■ **Your objective**: Locate every line in the material below that has the word "style". Copy each of those lines.

--

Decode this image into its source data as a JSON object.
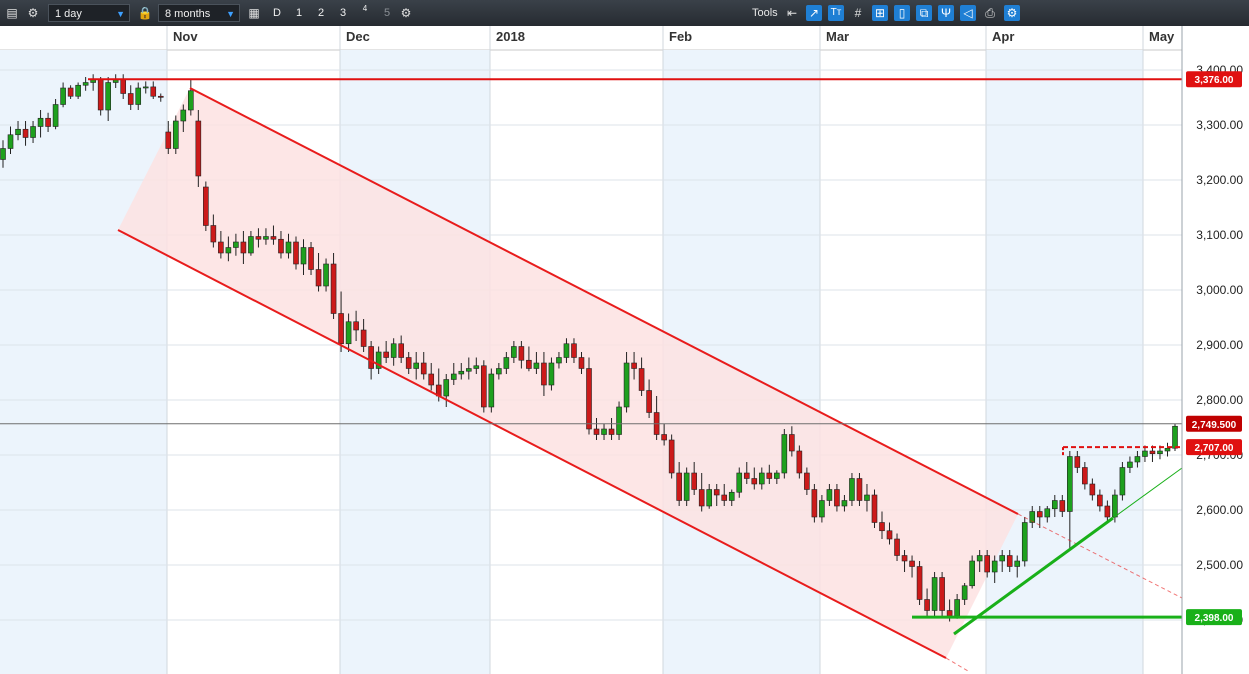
{
  "toolbar": {
    "interval": "1 day",
    "range": "8 months",
    "period_buttons": [
      "D",
      "1",
      "2",
      "3",
      "4",
      "5"
    ],
    "tools_label": "Tools",
    "icons": [
      "menu-icon",
      "settings-icon",
      "lock-icon",
      "calendar-icon",
      "compare-icon",
      "settings-icon",
      "back-arrow-icon",
      "trendline-icon",
      "text-icon",
      "grid-icon",
      "fibonacci-icon",
      "candle-icon",
      "copy-icon",
      "pitchfork-icon",
      "shape-icon",
      "print-icon",
      "settings-gear-icon"
    ],
    "accent": "#1f7fd4"
  },
  "chart_data": {
    "type": "candlestick",
    "months": [
      "Nov",
      "Dec",
      "2018",
      "Feb",
      "Mar",
      "Apr",
      "May"
    ],
    "y_ticks": [
      "3,400.00",
      "3,300.00",
      "3,200.00",
      "3,100.00",
      "3,000.00",
      "2,900.00",
      "2,800.00",
      "2,700.00",
      "2,600.00",
      "2,500.00",
      "2,400.00"
    ],
    "ylim": [
      2400,
      3400
    ],
    "levels": [
      {
        "label": "3,376.00",
        "value": 3376,
        "color": "#e01010",
        "style": "solid"
      },
      {
        "label": "2,749.500",
        "value": 2749.5,
        "color": "#c00000",
        "style": "crosshair"
      },
      {
        "label": "2,707.00",
        "value": 2707,
        "color": "#e01010",
        "style": "dashed"
      },
      {
        "label": "2,398.00",
        "value": 2398,
        "color": "#19b019",
        "style": "solid"
      }
    ],
    "colors": {
      "up": "#1ea01e",
      "down": "#cc1a1a",
      "channel": "#e81c1c",
      "support": "#19b019",
      "shade": "#fde2e2"
    },
    "candles_ohlc": [
      [
        3230,
        3265,
        3215,
        3250
      ],
      [
        3250,
        3290,
        3240,
        3275
      ],
      [
        3275,
        3300,
        3265,
        3285
      ],
      [
        3285,
        3300,
        3255,
        3270
      ],
      [
        3270,
        3300,
        3260,
        3290
      ],
      [
        3290,
        3320,
        3270,
        3305
      ],
      [
        3305,
        3315,
        3280,
        3290
      ],
      [
        3290,
        3340,
        3285,
        3330
      ],
      [
        3330,
        3370,
        3325,
        3360
      ],
      [
        3360,
        3365,
        3340,
        3345
      ],
      [
        3345,
        3370,
        3340,
        3365
      ],
      [
        3365,
        3380,
        3355,
        3370
      ],
      [
        3370,
        3385,
        3355,
        3375
      ],
      [
        3375,
        3380,
        3310,
        3320
      ],
      [
        3320,
        3380,
        3300,
        3370
      ],
      [
        3370,
        3385,
        3360,
        3375
      ],
      [
        3375,
        3385,
        3340,
        3350
      ],
      [
        3350,
        3365,
        3320,
        3330
      ],
      [
        3330,
        3370,
        3320,
        3360
      ],
      [
        3360,
        3372,
        3350,
        3362
      ],
      [
        3362,
        3372,
        3340,
        3345
      ],
      [
        3345,
        3350,
        3335,
        3343
      ],
      [
        3280,
        3300,
        3240,
        3250
      ],
      [
        3250,
        3310,
        3240,
        3300
      ],
      [
        3300,
        3330,
        3280,
        3320
      ],
      [
        3320,
        3375,
        3310,
        3355
      ],
      [
        3300,
        3320,
        3180,
        3200
      ],
      [
        3180,
        3190,
        3100,
        3110
      ],
      [
        3110,
        3130,
        3070,
        3080
      ],
      [
        3080,
        3100,
        3050,
        3060
      ],
      [
        3060,
        3090,
        3045,
        3070
      ],
      [
        3070,
        3095,
        3055,
        3080
      ],
      [
        3080,
        3100,
        3040,
        3060
      ],
      [
        3060,
        3100,
        3055,
        3090
      ],
      [
        3090,
        3105,
        3070,
        3085
      ],
      [
        3085,
        3105,
        3075,
        3090
      ],
      [
        3090,
        3110,
        3075,
        3085
      ],
      [
        3085,
        3100,
        3050,
        3060
      ],
      [
        3060,
        3095,
        3050,
        3080
      ],
      [
        3080,
        3090,
        3030,
        3040
      ],
      [
        3040,
        3085,
        3020,
        3070
      ],
      [
        3070,
        3080,
        3020,
        3030
      ],
      [
        3030,
        3060,
        2990,
        3000
      ],
      [
        3000,
        3050,
        2990,
        3040
      ],
      [
        3040,
        3060,
        2940,
        2950
      ],
      [
        2950,
        2990,
        2880,
        2895
      ],
      [
        2895,
        2950,
        2880,
        2935
      ],
      [
        2935,
        2955,
        2900,
        2920
      ],
      [
        2920,
        2940,
        2880,
        2890
      ],
      [
        2890,
        2900,
        2830,
        2850
      ],
      [
        2850,
        2890,
        2840,
        2880
      ],
      [
        2880,
        2900,
        2860,
        2870
      ],
      [
        2870,
        2905,
        2855,
        2895
      ],
      [
        2895,
        2910,
        2860,
        2870
      ],
      [
        2870,
        2880,
        2840,
        2850
      ],
      [
        2850,
        2880,
        2830,
        2860
      ],
      [
        2860,
        2880,
        2830,
        2840
      ],
      [
        2840,
        2860,
        2810,
        2820
      ],
      [
        2820,
        2850,
        2790,
        2800
      ],
      [
        2800,
        2840,
        2780,
        2830
      ],
      [
        2830,
        2860,
        2820,
        2840
      ],
      [
        2840,
        2860,
        2830,
        2845
      ],
      [
        2845,
        2870,
        2830,
        2850
      ],
      [
        2850,
        2870,
        2840,
        2855
      ],
      [
        2855,
        2865,
        2770,
        2780
      ],
      [
        2780,
        2850,
        2770,
        2840
      ],
      [
        2840,
        2860,
        2830,
        2850
      ],
      [
        2850,
        2880,
        2840,
        2870
      ],
      [
        2870,
        2900,
        2860,
        2890
      ],
      [
        2890,
        2900,
        2850,
        2865
      ],
      [
        2865,
        2890,
        2845,
        2850
      ],
      [
        2850,
        2880,
        2840,
        2860
      ],
      [
        2860,
        2880,
        2800,
        2820
      ],
      [
        2820,
        2870,
        2810,
        2860
      ],
      [
        2860,
        2880,
        2850,
        2870
      ],
      [
        2870,
        2905,
        2860,
        2895
      ],
      [
        2895,
        2905,
        2860,
        2870
      ],
      [
        2870,
        2880,
        2840,
        2850
      ],
      [
        2850,
        2870,
        2730,
        2740
      ],
      [
        2740,
        2760,
        2720,
        2730
      ],
      [
        2730,
        2750,
        2720,
        2740
      ],
      [
        2740,
        2760,
        2720,
        2730
      ],
      [
        2730,
        2790,
        2720,
        2780
      ],
      [
        2780,
        2880,
        2770,
        2860
      ],
      [
        2860,
        2880,
        2830,
        2850
      ],
      [
        2850,
        2870,
        2800,
        2810
      ],
      [
        2810,
        2830,
        2760,
        2770
      ],
      [
        2770,
        2800,
        2720,
        2730
      ],
      [
        2730,
        2750,
        2710,
        2720
      ],
      [
        2720,
        2730,
        2650,
        2660
      ],
      [
        2660,
        2680,
        2600,
        2610
      ],
      [
        2610,
        2670,
        2600,
        2660
      ],
      [
        2660,
        2680,
        2620,
        2630
      ],
      [
        2630,
        2660,
        2590,
        2600
      ],
      [
        2600,
        2640,
        2595,
        2630
      ],
      [
        2630,
        2640,
        2600,
        2620
      ],
      [
        2620,
        2640,
        2600,
        2610
      ],
      [
        2610,
        2630,
        2600,
        2625
      ],
      [
        2625,
        2670,
        2615,
        2660
      ],
      [
        2660,
        2680,
        2640,
        2650
      ],
      [
        2650,
        2670,
        2630,
        2640
      ],
      [
        2640,
        2670,
        2630,
        2660
      ],
      [
        2660,
        2675,
        2640,
        2650
      ],
      [
        2650,
        2665,
        2640,
        2660
      ],
      [
        2660,
        2740,
        2650,
        2730
      ],
      [
        2730,
        2745,
        2690,
        2700
      ],
      [
        2700,
        2710,
        2650,
        2660
      ],
      [
        2660,
        2670,
        2620,
        2630
      ],
      [
        2630,
        2640,
        2570,
        2580
      ],
      [
        2580,
        2620,
        2570,
        2610
      ],
      [
        2610,
        2640,
        2600,
        2630
      ],
      [
        2630,
        2640,
        2590,
        2600
      ],
      [
        2600,
        2620,
        2590,
        2610
      ],
      [
        2610,
        2660,
        2600,
        2650
      ],
      [
        2650,
        2660,
        2600,
        2610
      ],
      [
        2610,
        2640,
        2590,
        2620
      ],
      [
        2620,
        2630,
        2560,
        2570
      ],
      [
        2570,
        2590,
        2540,
        2555
      ],
      [
        2555,
        2570,
        2530,
        2540
      ],
      [
        2540,
        2550,
        2500,
        2510
      ],
      [
        2510,
        2520,
        2480,
        2500
      ],
      [
        2500,
        2510,
        2470,
        2490
      ],
      [
        2490,
        2500,
        2420,
        2430
      ],
      [
        2430,
        2450,
        2400,
        2410
      ],
      [
        2410,
        2480,
        2400,
        2470
      ],
      [
        2470,
        2480,
        2400,
        2410
      ],
      [
        2410,
        2430,
        2390,
        2400
      ],
      [
        2400,
        2440,
        2395,
        2430
      ],
      [
        2430,
        2460,
        2420,
        2455
      ],
      [
        2455,
        2510,
        2450,
        2500
      ],
      [
        2500,
        2520,
        2480,
        2510
      ],
      [
        2510,
        2520,
        2470,
        2480
      ],
      [
        2480,
        2510,
        2460,
        2500
      ],
      [
        2500,
        2520,
        2480,
        2510
      ],
      [
        2510,
        2520,
        2480,
        2490
      ],
      [
        2490,
        2510,
        2470,
        2500
      ],
      [
        2500,
        2580,
        2490,
        2570
      ],
      [
        2570,
        2600,
        2560,
        2590
      ],
      [
        2590,
        2600,
        2560,
        2580
      ],
      [
        2580,
        2600,
        2570,
        2595
      ],
      [
        2595,
        2620,
        2580,
        2610
      ],
      [
        2610,
        2620,
        2580,
        2590
      ],
      [
        2590,
        2700,
        2520,
        2690
      ],
      [
        2690,
        2700,
        2660,
        2670
      ],
      [
        2670,
        2680,
        2630,
        2640
      ],
      [
        2640,
        2650,
        2610,
        2620
      ],
      [
        2620,
        2630,
        2590,
        2600
      ],
      [
        2600,
        2610,
        2570,
        2580
      ],
      [
        2580,
        2630,
        2570,
        2620
      ],
      [
        2620,
        2680,
        2610,
        2670
      ],
      [
        2670,
        2690,
        2660,
        2680
      ],
      [
        2680,
        2700,
        2670,
        2690
      ],
      [
        2690,
        2710,
        2680,
        2700
      ],
      [
        2700,
        2710,
        2680,
        2695
      ],
      [
        2695,
        2710,
        2685,
        2700
      ],
      [
        2700,
        2715,
        2690,
        2705
      ],
      [
        2705,
        2750,
        2700,
        2745
      ]
    ]
  }
}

--

■ **Solution below**:
        "style": "solid"
        "style": "crosshair"
        "style": "dashed"
        "style": "solid"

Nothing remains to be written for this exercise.